- _REQUEST_: Reproduce every entry exactly, without alteration.

####

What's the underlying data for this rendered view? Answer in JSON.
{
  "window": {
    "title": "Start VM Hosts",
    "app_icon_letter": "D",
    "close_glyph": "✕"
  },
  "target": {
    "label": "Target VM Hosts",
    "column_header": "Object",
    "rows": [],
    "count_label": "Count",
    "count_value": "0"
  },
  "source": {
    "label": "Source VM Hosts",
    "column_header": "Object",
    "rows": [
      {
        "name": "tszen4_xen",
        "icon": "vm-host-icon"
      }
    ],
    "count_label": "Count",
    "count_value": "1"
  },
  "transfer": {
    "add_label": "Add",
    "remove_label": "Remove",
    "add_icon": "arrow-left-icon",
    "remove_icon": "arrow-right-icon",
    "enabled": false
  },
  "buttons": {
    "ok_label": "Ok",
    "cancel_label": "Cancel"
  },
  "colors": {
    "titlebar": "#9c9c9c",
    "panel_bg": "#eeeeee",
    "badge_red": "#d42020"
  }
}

####

- _SOLUTION TO THE PROBLEM_:
What's the underlying data for this rendered view? Answer in JSON.
{
  "window": {
    "title": "Start VM Hosts",
    "app_icon_letter": "D",
    "close_glyph": "✕"
  },
  "target": {
    "label": "Target VM Hosts",
    "column_header": "Object",
    "rows": [],
    "count_label": "Count",
    "count_value": "0"
  },
  "source": {
    "label": "Source VM Hosts",
    "column_header": "Object",
    "rows": [
      {
        "name": "tszen4_xen",
        "icon": "vm-host-icon"
      }
    ],
    "count_label": "Count",
    "count_value": "1"
  },
  "transfer": {
    "add_label": "Add",
    "remove_label": "Remove",
    "add_icon": "arrow-left-icon",
    "remove_icon": "arrow-right-icon",
    "enabled": false
  },
  "buttons": {
    "ok_label": "Ok",
    "cancel_label": "Cancel"
  },
  "colors": {
    "titlebar": "#9c9c9c",
    "panel_bg": "#eeeeee",
    "badge_red": "#d42020"
  }
}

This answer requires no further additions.